### Problem to solve
Present each line of the entries below that holds the word "continually".
──────── Materials provided ────────
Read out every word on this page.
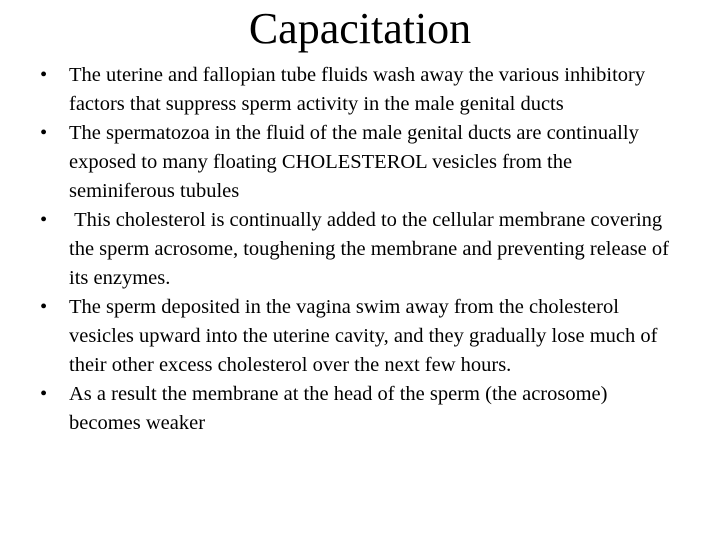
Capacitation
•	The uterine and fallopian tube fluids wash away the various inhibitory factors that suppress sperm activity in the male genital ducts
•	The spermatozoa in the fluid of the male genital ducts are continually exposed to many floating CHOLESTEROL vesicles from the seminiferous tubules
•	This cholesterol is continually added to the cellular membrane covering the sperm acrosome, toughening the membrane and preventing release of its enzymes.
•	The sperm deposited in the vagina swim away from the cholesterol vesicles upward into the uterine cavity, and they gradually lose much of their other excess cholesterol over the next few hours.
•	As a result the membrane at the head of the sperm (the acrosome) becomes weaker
────────
──────── Materials provided ────────
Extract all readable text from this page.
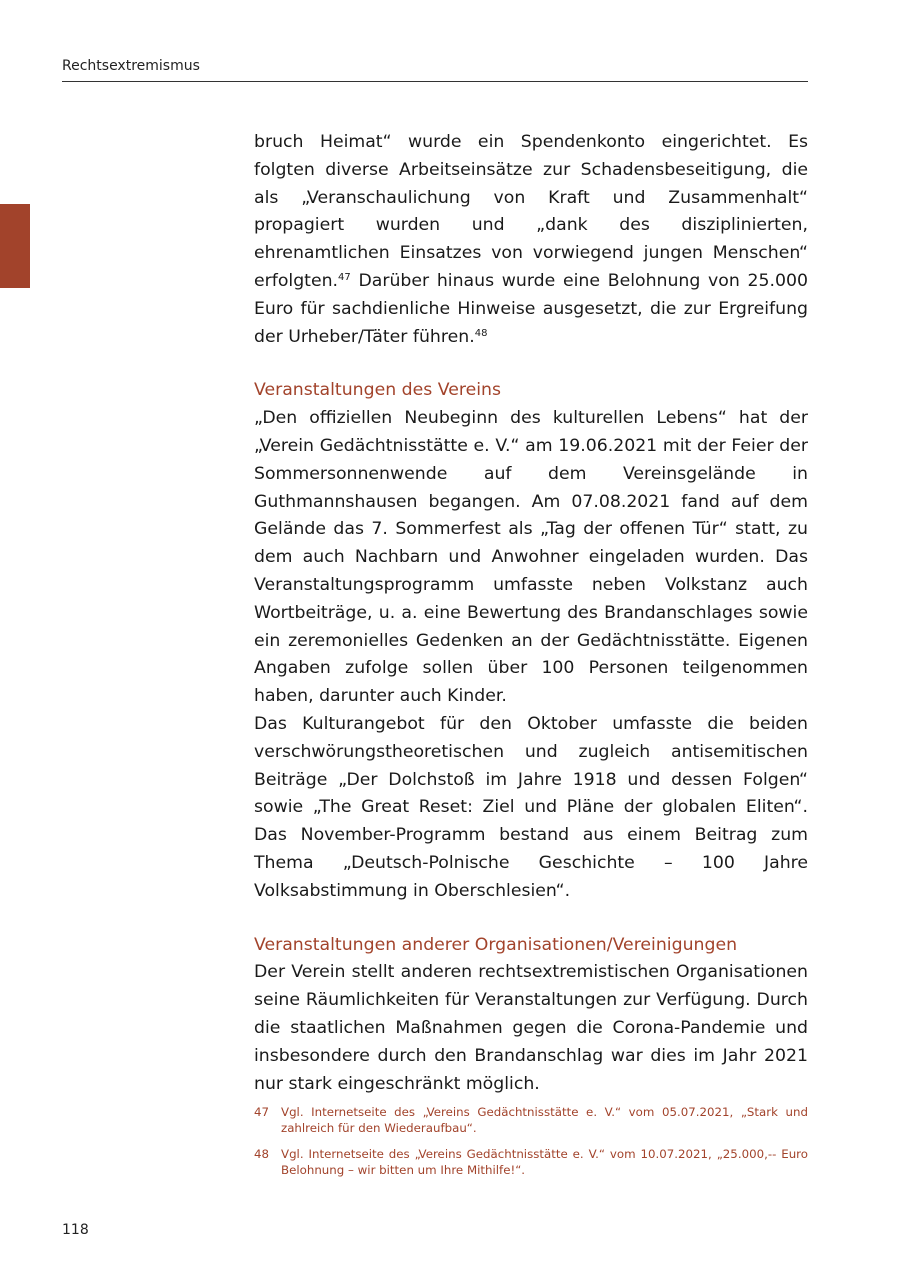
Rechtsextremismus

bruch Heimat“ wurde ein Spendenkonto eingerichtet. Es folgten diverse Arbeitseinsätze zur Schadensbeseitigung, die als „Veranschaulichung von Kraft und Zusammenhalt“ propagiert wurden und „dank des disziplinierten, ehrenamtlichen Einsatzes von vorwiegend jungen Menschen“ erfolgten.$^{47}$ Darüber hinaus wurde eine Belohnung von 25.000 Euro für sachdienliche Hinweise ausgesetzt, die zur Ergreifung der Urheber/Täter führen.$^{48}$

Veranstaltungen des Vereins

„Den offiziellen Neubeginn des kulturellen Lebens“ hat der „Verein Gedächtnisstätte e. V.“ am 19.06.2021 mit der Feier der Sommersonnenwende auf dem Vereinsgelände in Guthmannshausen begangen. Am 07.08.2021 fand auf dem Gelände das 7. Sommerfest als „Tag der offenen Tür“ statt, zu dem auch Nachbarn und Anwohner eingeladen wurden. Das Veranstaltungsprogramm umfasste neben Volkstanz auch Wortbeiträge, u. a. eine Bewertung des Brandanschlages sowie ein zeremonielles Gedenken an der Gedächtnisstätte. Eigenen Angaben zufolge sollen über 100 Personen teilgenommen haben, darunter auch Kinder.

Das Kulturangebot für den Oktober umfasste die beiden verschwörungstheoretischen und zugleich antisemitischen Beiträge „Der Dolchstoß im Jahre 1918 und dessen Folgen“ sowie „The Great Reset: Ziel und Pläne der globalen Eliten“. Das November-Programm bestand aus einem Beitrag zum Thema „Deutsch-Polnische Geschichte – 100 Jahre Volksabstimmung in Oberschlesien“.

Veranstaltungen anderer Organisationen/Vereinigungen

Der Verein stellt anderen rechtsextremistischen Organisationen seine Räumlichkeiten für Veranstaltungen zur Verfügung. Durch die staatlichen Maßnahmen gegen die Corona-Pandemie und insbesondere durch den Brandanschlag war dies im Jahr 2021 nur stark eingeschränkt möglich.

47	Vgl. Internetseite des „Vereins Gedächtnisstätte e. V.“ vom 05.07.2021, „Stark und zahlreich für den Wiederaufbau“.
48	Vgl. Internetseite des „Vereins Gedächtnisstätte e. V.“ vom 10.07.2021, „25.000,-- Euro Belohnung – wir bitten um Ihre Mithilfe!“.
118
────────
### Result of this task
•	The spermatozoa in the fluid of the male genital ducts are continually exposed to many floating CHOLESTEROL vesicles from the seminiferous tubules
•	This cholesterol is continually added to the cellular membrane covering the sperm acrosome, toughening the membrane and preventing release of its enzymes.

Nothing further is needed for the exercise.